_Directions for this task_: Repeat all of the data precisely.

(Excerpts from a figure dataset)
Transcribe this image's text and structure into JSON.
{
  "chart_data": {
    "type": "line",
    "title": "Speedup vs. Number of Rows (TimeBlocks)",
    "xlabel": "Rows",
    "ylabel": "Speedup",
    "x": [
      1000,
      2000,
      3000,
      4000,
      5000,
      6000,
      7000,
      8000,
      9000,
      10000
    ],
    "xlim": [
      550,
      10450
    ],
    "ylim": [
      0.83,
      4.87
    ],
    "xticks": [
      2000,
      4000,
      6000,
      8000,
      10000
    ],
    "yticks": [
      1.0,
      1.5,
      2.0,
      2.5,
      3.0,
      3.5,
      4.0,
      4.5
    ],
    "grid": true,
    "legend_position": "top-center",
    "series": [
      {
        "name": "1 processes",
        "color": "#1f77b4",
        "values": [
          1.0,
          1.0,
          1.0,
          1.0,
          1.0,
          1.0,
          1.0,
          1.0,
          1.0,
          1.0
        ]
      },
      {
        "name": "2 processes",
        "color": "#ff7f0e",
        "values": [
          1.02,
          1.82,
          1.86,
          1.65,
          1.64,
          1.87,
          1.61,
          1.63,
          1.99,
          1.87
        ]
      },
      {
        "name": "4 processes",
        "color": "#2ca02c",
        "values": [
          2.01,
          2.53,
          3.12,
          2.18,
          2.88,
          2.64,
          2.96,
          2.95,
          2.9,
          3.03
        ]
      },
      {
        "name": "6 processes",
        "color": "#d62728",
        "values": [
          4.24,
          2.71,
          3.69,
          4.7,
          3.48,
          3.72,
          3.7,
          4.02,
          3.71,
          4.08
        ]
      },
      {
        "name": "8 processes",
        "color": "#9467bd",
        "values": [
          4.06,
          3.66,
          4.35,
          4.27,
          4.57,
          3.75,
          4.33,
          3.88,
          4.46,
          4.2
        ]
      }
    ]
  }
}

_In response_:
Transcribe this image's text and structure into JSON.
{
  "chart_data": {
    "type": "line",
    "title": "Speedup vs. Number of Rows (TimeBlocks)",
    "xlabel": "Rows",
    "ylabel": "Speedup",
    "x": [
      1000,
      2000,
      3000,
      4000,
      5000,
      6000,
      7000,
      8000,
      9000,
      10000
    ],
    "xlim": [
      550,
      10450
    ],
    "ylim": [
      0.83,
      4.87
    ],
    "xticks": [
      2000,
      4000,
      6000,
      8000,
      10000
    ],
    "yticks": [
      1.0,
      1.5,
      2.0,
      2.5,
      3.0,
      3.5,
      4.0,
      4.5
    ],
    "grid": true,
    "legend_position": "top-center",
    "series": [
      {
        "name": "1 processes",
        "color": "#1f77b4",
        "values": [
          1.0,
          1.0,
          1.0,
          1.0,
          1.0,
          1.0,
          1.0,
          1.0,
          1.0,
          1.0
        ]
      },
      {
        "name": "2 processes",
        "color": "#ff7f0e",
        "values": [
          1.02,
          1.82,
          1.86,
          1.65,
          1.64,
          1.87,
          1.61,
          1.63,
          1.99,
          1.87
        ]
      },
      {
        "name": "4 processes",
        "color": "#2ca02c",
        "values": [
          2.01,
          2.53,
          3.12,
          2.18,
          2.88,
          2.64,
          2.96,
          2.95,
          2.9,
          3.03
        ]
      },
      {
        "name": "6 processes",
        "color": "#d62728",
        "values": [
          4.24,
          2.71,
          3.69,
          4.7,
          3.48,
          3.72,
          3.7,
          4.02,
          3.71,
          4.08
        ]
      },
      {
        "name": "8 processes",
        "color": "#9467bd",
        "values": [
          4.06,
          3.66,
          4.35,
          4.27,
          4.57,
          3.75,
          4.33,
          3.88,
          4.46,
          4.2
        ]
      }
    ]
  }
}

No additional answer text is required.